| SUPPLIED PASSAGE |
# MOVING THE HEAT AROUND YOUR HOUSE?



## RIDGERUNNER30 (Oct 6, 2009)

A few nights ago the temps got around the upper 40's ,so i decide to build a good fire , my stove is located toward the back of my house in a den room ,that we all hang out in and there is a master bedroooms room on top of the den room, both rooms are 20X20 and where recently build, they have good insulation and widows ,my question is what the most productive way to get all this heat from my stove  to front part of my house ? the den room entrance door has a four foot openig which leds into my kitcken, the other night i notice the temps where 78degrees in the den room but the temps toward the front part of the house 72 degrees, will  burning in the colder months be easier to get the heat moving around or should i put a blower on my stove and invest in a good stand fan to blow the heat toward the front part of house?  I have a ceiling fan installed  in the den room and master bedroom will they make a big difference? If so should they blow down or be reversed ? any advice or comments from the experts is greatly apperciation


----------



## Dix (Oct 6, 2009)

A floor plan is going to be a big help here.

That, plus we're all junkies like that


----------



## greythorn3 (Oct 6, 2009)

i thought your supposed to put the fan on the floor in the cold room blowing towards the room with the wood stove to create circulation. im no expert though.


----------



## branchburner (Oct 6, 2009)

I would put a cheap box fan on the floor in the 4' doorway to the den, blowing the cooler floor air in - that will push the warm air back out above. The ten buck solution.


----------



## begreen (Oct 6, 2009)

Correct. Use a table or box fan and put it on the floor in the kitchen, blowing towards the den where the stove is. You want to move the cold air low towards the heat. Warm air will move in to replace it.


----------



## afblue (Oct 6, 2009)

Cold air on the floor in, or warm air out at the ceiling.   You could use the forced air system of the house, but again to what I first said, the cold air returns in the stove room will have minimal results if they are on the floor, they need to be moved up the wall.


----------



## Bone1099 (Oct 6, 2009)

Cold air is more dense therefore same fan moves more cold air than warm air.  Also fan on floor is much easier to accomplish than fan at ceiling.  unless it is an existing ceiling fan which may be helpful in reverse direction (blowing up not down) since you already have it in place give it a try on low maybe medium and see if it makes enough airflow without a fan on the floor.  Box fans move alot of air and if left on low really dont use a whole lot of energy.  As to the fan in the forced air unit, most forced air units have a heat exchanger outside or under your house if you run the fan to circulate air seems to me that an outside heat exchanger would "eat" a whole lot of your warm air just to circulate some heated then cooled air but im no engineer anybody else got input on this?  I have an insert and have always wanted to install some kind of decorative but not very noticeable intake in the ceiling above my insert and run insulated ducting to my two furthest bedrooms with an inline fan.  Seems like it would work pretty good maybe something similar would be helpful to you.

| COMPLETE THE FOLLOWING |
**a.** Summarize the thread on moving wood stove heat in two sentences.
**b.** According to the thread on moving wood stove heat, why is a fan on the floor blowing cold air a better choice than one moving warm air at the ceiling?
**c.** In the thread on moving wood stove heat, how wide is the opening from the den into the kitchen?
Work only from the thread on moving wood stove heat, drawing on nothing outside it.

| GIVEN ENTRIES |
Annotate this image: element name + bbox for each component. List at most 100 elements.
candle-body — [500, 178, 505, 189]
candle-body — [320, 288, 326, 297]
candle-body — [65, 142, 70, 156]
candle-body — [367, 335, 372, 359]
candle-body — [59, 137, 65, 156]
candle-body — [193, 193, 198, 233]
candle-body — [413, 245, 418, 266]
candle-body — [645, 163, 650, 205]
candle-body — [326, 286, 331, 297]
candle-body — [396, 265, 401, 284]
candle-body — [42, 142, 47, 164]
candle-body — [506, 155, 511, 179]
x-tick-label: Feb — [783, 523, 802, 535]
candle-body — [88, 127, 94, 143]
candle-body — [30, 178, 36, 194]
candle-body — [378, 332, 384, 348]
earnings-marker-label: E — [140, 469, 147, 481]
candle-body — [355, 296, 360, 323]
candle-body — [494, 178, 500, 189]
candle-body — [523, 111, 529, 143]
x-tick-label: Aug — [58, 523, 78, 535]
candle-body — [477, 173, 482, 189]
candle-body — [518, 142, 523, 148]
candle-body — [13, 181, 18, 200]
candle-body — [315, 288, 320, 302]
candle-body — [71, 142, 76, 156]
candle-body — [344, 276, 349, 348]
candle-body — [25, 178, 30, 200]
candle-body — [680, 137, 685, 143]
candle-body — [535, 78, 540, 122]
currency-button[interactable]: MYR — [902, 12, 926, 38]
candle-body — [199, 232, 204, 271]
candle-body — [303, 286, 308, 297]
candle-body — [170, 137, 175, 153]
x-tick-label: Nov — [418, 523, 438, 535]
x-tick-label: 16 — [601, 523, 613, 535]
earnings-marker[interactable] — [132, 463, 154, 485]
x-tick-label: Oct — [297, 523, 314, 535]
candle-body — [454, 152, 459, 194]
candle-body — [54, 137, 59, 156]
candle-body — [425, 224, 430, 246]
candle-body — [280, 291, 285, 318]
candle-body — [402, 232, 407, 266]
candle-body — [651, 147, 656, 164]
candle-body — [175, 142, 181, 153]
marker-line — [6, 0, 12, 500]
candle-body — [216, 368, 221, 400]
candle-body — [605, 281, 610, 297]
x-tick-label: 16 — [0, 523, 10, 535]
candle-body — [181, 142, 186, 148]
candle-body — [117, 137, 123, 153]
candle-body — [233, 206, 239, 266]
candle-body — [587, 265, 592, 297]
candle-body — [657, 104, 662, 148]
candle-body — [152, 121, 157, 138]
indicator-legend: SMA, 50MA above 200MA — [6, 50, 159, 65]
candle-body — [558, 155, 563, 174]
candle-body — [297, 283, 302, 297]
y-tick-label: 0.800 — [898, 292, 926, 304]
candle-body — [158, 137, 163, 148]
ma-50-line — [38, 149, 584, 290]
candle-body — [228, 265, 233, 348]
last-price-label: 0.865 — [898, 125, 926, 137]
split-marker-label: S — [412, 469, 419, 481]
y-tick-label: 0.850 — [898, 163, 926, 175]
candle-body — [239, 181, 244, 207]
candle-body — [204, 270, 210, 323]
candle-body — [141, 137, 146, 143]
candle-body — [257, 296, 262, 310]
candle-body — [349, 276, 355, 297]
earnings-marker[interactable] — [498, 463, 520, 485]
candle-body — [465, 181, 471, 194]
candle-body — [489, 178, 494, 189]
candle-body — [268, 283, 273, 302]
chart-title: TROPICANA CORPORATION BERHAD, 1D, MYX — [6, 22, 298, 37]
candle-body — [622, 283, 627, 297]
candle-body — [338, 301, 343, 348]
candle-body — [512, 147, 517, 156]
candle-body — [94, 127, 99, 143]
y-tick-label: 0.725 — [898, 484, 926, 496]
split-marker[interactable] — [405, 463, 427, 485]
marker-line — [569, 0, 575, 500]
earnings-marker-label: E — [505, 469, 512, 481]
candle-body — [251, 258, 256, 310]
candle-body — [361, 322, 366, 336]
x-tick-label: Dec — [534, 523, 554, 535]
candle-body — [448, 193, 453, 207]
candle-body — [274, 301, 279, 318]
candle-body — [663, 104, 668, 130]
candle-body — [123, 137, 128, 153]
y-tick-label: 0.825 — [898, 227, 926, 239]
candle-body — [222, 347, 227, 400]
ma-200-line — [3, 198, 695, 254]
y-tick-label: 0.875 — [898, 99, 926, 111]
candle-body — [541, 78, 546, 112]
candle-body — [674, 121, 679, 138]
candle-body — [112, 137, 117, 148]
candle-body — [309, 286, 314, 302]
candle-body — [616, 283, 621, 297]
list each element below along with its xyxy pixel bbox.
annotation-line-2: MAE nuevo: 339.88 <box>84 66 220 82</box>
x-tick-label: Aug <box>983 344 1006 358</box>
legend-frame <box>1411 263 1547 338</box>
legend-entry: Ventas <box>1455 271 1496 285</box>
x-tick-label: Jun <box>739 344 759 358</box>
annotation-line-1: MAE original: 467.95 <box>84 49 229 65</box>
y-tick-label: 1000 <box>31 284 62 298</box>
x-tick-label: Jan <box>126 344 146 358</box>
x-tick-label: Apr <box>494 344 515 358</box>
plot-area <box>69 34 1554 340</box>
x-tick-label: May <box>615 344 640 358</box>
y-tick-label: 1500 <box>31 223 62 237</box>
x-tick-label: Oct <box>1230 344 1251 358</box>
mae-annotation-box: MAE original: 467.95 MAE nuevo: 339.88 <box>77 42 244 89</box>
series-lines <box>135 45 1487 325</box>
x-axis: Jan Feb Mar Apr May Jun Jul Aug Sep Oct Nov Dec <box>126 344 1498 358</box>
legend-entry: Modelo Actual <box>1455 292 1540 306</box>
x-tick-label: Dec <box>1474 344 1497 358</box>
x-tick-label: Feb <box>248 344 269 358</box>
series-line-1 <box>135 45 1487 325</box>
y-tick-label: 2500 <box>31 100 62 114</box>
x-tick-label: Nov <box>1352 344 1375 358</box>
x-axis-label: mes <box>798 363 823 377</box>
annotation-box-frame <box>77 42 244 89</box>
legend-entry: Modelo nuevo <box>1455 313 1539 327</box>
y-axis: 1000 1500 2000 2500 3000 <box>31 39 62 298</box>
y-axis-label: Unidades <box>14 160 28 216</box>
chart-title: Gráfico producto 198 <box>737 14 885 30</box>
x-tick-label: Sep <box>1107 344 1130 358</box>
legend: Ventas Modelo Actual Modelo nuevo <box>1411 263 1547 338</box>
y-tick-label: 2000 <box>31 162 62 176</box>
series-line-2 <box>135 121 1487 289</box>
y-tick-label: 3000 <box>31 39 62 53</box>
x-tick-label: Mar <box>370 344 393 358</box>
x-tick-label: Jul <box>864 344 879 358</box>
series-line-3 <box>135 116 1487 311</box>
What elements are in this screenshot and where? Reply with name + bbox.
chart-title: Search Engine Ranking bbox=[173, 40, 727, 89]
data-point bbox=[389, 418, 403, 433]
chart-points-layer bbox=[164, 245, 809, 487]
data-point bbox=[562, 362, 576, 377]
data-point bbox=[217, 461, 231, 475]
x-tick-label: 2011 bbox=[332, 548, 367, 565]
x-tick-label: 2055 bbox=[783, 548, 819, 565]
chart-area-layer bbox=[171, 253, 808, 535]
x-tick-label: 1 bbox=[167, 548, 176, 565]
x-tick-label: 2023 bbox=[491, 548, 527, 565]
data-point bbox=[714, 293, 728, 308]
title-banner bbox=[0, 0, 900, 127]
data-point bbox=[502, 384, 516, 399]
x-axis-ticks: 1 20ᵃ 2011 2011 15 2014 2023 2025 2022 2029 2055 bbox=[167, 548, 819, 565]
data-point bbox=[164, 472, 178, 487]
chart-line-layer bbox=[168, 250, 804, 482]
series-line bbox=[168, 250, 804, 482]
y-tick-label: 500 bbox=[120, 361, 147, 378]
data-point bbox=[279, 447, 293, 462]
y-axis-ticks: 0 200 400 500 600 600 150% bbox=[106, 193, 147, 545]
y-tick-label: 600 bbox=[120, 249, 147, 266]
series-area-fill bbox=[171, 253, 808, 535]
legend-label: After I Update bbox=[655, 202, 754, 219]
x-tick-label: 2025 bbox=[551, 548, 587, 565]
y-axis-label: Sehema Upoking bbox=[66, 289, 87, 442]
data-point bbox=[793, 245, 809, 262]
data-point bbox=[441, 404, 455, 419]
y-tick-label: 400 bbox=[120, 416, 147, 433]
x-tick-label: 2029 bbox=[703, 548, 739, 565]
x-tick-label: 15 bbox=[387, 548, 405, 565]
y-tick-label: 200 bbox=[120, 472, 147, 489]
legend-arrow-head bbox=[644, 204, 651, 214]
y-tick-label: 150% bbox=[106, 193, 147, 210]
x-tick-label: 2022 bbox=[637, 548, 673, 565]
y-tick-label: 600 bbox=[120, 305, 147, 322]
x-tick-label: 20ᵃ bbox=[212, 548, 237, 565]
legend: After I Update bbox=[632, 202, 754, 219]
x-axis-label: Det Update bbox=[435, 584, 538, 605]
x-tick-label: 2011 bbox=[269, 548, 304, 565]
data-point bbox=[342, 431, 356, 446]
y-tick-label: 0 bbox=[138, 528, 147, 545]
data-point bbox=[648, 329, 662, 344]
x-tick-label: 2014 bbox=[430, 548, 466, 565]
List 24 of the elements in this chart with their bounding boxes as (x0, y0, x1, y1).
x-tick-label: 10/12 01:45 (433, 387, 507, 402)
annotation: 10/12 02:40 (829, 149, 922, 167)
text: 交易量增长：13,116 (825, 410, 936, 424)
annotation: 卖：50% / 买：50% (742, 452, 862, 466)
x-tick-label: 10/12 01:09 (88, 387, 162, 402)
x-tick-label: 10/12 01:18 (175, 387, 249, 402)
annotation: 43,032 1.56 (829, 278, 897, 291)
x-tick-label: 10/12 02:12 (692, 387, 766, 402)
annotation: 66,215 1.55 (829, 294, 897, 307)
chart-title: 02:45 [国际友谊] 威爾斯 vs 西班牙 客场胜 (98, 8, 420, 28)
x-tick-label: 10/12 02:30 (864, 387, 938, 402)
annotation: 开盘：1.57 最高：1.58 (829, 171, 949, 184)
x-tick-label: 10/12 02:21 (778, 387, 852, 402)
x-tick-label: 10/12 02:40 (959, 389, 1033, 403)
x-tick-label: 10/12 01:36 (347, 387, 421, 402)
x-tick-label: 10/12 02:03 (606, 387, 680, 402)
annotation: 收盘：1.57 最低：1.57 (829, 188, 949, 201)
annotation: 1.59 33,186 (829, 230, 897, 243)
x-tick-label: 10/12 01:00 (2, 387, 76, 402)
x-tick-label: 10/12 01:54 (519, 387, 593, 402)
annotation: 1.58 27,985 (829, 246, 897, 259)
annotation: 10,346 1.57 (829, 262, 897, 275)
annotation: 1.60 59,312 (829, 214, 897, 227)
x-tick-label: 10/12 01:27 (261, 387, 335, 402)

| EXPECTED ANSWERS |
**a.** The poster asks how to move heat from a wood stove in a back den to the front of the house, noting the den reached 78 degrees while the front stayed at 72. Most replies recommend putting a box fan on the floor blowing cooler air toward the stove room so that warm air flows back out above, and one reply suggests also trying the existing ceiling fans in reverse.

**b.** Cold air is denser, so the same fan moves more cold air than warm air. A fan on the floor is also much easier to set up than one at the ceiling.

**c.** It is four feet wide.